[Figure record listings]
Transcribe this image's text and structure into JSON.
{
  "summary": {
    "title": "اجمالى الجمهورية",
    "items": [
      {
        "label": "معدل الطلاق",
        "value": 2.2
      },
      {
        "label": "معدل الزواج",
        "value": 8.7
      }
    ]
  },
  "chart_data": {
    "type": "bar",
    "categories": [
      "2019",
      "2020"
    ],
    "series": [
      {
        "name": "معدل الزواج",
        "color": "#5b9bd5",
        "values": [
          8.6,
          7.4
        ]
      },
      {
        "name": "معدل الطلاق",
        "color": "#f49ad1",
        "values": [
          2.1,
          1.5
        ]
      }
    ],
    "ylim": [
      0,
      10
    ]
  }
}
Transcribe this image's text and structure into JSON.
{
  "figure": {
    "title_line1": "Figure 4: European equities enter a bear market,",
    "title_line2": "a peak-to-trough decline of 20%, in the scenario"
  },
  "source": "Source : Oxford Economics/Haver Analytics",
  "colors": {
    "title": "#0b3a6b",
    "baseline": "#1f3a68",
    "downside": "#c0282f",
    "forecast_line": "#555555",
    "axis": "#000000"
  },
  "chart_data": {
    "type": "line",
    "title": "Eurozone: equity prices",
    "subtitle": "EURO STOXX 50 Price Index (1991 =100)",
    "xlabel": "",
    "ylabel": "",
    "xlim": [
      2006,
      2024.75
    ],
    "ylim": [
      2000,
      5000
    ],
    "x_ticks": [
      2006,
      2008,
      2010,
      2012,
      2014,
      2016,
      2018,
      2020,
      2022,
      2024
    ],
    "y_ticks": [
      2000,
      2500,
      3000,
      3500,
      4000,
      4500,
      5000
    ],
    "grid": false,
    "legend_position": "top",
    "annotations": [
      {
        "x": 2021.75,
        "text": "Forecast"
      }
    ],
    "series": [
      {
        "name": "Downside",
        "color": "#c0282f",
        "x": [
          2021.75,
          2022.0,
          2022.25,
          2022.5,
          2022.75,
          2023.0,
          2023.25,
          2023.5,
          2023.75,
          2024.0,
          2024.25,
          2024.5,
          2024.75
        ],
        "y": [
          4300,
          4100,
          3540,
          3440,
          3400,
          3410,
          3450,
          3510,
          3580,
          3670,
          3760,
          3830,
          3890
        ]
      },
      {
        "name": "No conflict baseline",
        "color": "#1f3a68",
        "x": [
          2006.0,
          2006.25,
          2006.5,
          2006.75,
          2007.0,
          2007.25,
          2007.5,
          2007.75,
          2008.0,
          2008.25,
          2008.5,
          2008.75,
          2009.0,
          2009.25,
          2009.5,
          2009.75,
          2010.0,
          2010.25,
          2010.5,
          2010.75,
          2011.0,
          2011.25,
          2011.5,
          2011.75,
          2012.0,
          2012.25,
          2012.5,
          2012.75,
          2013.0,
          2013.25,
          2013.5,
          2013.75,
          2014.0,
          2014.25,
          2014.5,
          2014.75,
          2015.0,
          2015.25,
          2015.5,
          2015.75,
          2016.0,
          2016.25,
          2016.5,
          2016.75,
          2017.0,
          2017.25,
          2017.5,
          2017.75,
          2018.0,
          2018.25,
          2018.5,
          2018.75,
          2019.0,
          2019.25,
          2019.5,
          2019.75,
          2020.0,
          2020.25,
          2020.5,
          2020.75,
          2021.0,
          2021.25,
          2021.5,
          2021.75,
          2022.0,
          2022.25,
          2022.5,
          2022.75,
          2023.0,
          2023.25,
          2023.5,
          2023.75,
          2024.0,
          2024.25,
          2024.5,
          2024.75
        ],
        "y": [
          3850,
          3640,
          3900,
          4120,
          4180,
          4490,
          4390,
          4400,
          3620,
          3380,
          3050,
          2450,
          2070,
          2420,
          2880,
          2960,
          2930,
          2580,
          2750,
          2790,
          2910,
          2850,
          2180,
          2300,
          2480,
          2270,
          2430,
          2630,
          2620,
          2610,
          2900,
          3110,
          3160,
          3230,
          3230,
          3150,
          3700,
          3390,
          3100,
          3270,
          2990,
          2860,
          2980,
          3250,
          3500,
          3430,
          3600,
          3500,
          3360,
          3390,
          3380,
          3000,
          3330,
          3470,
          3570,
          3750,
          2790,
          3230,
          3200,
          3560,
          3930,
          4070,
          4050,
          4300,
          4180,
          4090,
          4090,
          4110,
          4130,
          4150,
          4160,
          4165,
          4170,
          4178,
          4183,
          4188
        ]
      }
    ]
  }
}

• **WHAT TO DO**
Each record above should be restated word for word.

• **THE ANSWER**
Transcribe this image's text and structure into JSON.
{
  "summary": {
    "title": "اجمالى الجمهورية",
    "items": [
      {
        "label": "معدل الطلاق",
        "value": 2.2
      },
      {
        "label": "معدل الزواج",
        "value": 8.7
      }
    ]
  },
  "chart_data": {
    "type": "bar",
    "categories": [
      "2019",
      "2020"
    ],
    "series": [
      {
        "name": "معدل الزواج",
        "color": "#5b9bd5",
        "values": [
          8.6,
          7.4
        ]
      },
      {
        "name": "معدل الطلاق",
        "color": "#f49ad1",
        "values": [
          2.1,
          1.5
        ]
      }
    ],
    "ylim": [
      0,
      10
    ]
  }
}
Transcribe this image's text and structure into JSON.
{
  "figure": {
    "title_line1": "Figure 4: European equities enter a bear market,",
    "title_line2": "a peak-to-trough decline of 20%, in the scenario"
  },
  "source": "Source : Oxford Economics/Haver Analytics",
  "colors": {
    "title": "#0b3a6b",
    "baseline": "#1f3a68",
    "downside": "#c0282f",
    "forecast_line": "#555555",
    "axis": "#000000"
  },
  "chart_data": {
    "type": "line",
    "title": "Eurozone: equity prices",
    "subtitle": "EURO STOXX 50 Price Index (1991 =100)",
    "xlabel": "",
    "ylabel": "",
    "xlim": [
      2006,
      2024.75
    ],
    "ylim": [
      2000,
      5000
    ],
    "x_ticks": [
      2006,
      2008,
      2010,
      2012,
      2014,
      2016,
      2018,
      2020,
      2022,
      2024
    ],
    "y_ticks": [
      2000,
      2500,
      3000,
      3500,
      4000,
      4500,
      5000
    ],
    "grid": false,
    "legend_position": "top",
    "annotations": [
      {
        "x": 2021.75,
        "text": "Forecast"
      }
    ],
    "series": [
      {
        "name": "Downside",
        "color": "#c0282f",
        "x": [
          2021.75,
          2022.0,
          2022.25,
          2022.5,
          2022.75,
          2023.0,
          2023.25,
          2023.5,
          2023.75,
          2024.0,
          2024.25,
          2024.5,
          2024.75
        ],
        "y": [
          4300,
          4100,
          3540,
          3440,
          3400,
          3410,
          3450,
          3510,
          3580,
          3670,
          3760,
          3830,
          3890
        ]
      },
      {
        "name": "No conflict baseline",
        "color": "#1f3a68",
        "x": [
          2006.0,
          2006.25,
          2006.5,
          2006.75,
          2007.0,
          2007.25,
          2007.5,
          2007.75,
          2008.0,
          2008.25,
          2008.5,
          2008.75,
          2009.0,
          2009.25,
          2009.5,
          2009.75,
          2010.0,
          2010.25,
          2010.5,
          2010.75,
          2011.0,
          2011.25,
          2011.5,
          2011.75,
          2012.0,
          2012.25,
          2012.5,
          2012.75,
          2013.0,
          2013.25,
          2013.5,
          2013.75,
          2014.0,
          2014.25,
          2014.5,
          2014.75,
          2015.0,
          2015.25,
          2015.5,
          2015.75,
          2016.0,
          2016.25,
          2016.5,
          2016.75,
          2017.0,
          2017.25,
          2017.5,
          2017.75,
          2018.0,
          2018.25,
          2018.5,
          2018.75,
          2019.0,
          2019.25,
          2019.5,
          2019.75,
          2020.0,
          2020.25,
          2020.5,
          2020.75,
          2021.0,
          2021.25,
          2021.5,
          2021.75,
          2022.0,
          2022.25,
          2022.5,
          2022.75,
          2023.0,
          2023.25,
          2023.5,
          2023.75,
          2024.0,
          2024.25,
          2024.5,
          2024.75
        ],
        "y": [
          3850,
          3640,
          3900,
          4120,
          4180,
          4490,
          4390,
          4400,
          3620,
          3380,
          3050,
          2450,
          2070,
          2420,
          2880,
          2960,
          2930,
          2580,
          2750,
          2790,
          2910,
          2850,
          2180,
          2300,
          2480,
          2270,
          2430,
          2630,
          2620,
          2610,
          2900,
          3110,
          3160,
          3230,
          3230,
          3150,
          3700,
          3390,
          3100,
          3270,
          2990,
          2860,
          2980,
          3250,
          3500,
          3430,
          3600,
          3500,
          3360,
          3390,
          3380,
          3000,
          3330,
          3470,
          3570,
          3750,
          2790,
          3230,
          3200,
          3560,
          3930,
          4070,
          4050,
          4300,
          4180,
          4090,
          4090,
          4110,
          4130,
          4150,
          4160,
          4165,
          4170,
          4178,
          4183,
          4188
        ]
      }
    ]
  }
}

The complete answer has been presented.